Requirements:
Below are the records; locate each line with the word "numbers" and copy it.

┌─ Excerpted data

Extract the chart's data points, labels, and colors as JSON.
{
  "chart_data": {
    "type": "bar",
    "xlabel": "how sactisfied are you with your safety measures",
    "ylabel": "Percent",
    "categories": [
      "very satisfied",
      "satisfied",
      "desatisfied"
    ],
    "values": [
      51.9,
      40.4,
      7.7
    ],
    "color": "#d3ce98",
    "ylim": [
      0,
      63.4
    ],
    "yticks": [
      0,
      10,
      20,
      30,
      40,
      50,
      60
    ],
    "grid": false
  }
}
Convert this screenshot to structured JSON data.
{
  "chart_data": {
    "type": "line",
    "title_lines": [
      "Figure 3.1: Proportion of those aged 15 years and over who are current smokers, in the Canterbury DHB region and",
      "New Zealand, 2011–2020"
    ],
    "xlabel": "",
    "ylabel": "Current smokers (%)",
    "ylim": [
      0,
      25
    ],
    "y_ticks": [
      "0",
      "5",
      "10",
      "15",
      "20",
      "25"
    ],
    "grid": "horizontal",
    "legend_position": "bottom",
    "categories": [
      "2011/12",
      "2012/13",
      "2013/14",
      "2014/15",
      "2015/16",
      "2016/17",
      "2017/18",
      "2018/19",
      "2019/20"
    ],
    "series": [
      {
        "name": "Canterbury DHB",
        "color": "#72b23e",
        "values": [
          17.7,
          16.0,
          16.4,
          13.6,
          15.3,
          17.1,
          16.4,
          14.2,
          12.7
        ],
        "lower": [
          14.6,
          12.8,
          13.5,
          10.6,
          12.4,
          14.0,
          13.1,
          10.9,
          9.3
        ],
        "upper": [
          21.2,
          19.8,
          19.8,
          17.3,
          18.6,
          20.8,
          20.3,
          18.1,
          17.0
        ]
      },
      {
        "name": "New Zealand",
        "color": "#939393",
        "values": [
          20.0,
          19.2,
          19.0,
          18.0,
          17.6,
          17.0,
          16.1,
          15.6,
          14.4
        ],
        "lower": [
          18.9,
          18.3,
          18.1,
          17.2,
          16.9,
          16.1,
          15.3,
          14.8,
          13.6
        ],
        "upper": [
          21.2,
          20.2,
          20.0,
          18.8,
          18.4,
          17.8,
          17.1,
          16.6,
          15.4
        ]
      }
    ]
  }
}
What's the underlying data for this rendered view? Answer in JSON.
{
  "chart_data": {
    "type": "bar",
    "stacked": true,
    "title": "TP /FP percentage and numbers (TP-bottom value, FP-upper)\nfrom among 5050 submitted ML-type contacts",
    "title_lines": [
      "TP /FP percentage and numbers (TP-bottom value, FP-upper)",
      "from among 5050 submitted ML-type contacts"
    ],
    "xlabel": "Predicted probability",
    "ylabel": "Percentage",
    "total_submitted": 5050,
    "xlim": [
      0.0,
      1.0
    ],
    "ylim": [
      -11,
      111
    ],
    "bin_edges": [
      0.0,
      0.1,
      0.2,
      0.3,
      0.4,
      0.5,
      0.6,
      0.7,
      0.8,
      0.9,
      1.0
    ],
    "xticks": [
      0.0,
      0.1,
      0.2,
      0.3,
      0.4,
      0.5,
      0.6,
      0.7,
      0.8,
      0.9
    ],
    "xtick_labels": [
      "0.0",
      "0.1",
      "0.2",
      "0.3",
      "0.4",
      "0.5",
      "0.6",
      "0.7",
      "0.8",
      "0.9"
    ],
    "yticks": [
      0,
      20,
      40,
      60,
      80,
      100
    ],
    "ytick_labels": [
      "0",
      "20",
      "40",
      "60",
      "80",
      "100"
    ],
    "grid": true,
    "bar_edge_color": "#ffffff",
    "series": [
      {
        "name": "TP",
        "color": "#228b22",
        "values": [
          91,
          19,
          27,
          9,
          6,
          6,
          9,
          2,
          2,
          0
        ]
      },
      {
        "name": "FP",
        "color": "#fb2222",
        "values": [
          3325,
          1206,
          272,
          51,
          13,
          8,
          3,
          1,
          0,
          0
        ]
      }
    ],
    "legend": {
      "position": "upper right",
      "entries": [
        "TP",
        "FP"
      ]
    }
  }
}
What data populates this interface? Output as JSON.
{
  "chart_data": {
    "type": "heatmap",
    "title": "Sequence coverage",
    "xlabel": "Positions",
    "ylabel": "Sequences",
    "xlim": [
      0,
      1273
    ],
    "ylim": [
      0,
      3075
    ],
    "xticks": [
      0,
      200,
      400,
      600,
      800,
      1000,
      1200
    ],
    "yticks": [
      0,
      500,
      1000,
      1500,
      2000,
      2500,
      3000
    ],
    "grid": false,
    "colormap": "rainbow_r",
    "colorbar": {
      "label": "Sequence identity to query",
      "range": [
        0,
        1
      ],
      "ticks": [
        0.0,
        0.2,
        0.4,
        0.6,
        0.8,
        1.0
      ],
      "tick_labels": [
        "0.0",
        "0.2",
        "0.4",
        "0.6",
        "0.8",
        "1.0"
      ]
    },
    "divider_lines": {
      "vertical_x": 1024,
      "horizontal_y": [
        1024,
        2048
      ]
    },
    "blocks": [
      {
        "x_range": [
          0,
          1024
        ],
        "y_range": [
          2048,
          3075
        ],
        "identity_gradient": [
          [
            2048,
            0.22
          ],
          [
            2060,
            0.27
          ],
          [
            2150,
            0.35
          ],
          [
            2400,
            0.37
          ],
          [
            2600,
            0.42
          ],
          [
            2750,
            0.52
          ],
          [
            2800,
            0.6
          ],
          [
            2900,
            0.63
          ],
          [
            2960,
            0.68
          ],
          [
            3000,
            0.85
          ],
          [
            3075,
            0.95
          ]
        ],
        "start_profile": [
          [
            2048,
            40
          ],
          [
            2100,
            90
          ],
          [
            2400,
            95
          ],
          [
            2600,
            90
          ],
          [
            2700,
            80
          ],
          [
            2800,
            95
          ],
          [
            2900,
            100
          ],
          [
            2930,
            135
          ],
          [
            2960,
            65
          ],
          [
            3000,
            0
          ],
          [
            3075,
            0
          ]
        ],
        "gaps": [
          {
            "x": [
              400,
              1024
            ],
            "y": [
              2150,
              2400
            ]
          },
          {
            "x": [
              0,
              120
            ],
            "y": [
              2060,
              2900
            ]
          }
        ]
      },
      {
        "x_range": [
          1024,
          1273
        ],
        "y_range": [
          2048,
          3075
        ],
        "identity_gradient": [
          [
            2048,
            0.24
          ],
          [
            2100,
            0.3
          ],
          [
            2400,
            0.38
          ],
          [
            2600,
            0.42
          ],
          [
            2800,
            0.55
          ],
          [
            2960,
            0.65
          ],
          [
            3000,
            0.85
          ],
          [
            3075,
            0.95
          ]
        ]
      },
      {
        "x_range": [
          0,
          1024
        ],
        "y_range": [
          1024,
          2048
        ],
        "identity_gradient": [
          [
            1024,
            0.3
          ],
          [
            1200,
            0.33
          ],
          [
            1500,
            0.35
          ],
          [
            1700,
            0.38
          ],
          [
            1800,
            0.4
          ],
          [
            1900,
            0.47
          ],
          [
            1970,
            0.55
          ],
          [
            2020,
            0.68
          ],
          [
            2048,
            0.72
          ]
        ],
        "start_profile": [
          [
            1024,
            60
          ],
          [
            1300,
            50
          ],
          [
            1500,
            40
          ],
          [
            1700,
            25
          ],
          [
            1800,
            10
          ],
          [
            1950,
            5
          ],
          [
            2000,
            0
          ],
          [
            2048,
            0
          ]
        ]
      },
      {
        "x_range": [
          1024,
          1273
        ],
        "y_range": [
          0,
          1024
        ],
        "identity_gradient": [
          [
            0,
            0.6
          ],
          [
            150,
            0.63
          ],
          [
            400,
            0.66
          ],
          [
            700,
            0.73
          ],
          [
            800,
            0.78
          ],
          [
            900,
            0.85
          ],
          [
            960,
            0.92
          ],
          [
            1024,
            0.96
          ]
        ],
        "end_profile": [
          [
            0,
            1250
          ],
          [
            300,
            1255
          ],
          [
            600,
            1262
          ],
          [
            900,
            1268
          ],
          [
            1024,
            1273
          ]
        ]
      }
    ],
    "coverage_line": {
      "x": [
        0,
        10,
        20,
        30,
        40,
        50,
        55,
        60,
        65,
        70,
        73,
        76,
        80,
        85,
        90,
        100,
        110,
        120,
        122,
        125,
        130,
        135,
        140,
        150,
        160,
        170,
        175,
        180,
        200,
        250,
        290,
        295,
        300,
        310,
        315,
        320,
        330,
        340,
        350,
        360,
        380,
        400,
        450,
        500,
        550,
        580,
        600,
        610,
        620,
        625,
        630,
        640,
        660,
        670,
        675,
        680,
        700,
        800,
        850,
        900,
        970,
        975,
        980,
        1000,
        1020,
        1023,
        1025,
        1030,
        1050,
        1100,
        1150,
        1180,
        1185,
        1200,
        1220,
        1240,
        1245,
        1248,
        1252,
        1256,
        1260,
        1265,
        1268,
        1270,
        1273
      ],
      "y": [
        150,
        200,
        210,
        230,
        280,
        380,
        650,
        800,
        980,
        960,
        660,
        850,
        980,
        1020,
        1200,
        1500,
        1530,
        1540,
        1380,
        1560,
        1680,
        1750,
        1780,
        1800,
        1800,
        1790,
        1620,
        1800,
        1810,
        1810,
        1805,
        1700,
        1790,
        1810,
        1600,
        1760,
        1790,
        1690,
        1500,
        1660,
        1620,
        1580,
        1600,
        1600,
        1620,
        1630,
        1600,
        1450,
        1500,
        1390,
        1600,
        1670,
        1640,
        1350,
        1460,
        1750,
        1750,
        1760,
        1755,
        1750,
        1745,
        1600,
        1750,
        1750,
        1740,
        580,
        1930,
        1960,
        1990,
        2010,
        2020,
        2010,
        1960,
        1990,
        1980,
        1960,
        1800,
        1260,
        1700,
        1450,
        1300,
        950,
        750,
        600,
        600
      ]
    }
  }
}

└─

Problem solution:
    "title": "TP /FP percentage and numbers (TP-bottom value, FP-upper)\nfrom among 5050 submitted ML-type contacts",
      "TP /FP percentage and numbers (TP-bottom value, FP-upper)",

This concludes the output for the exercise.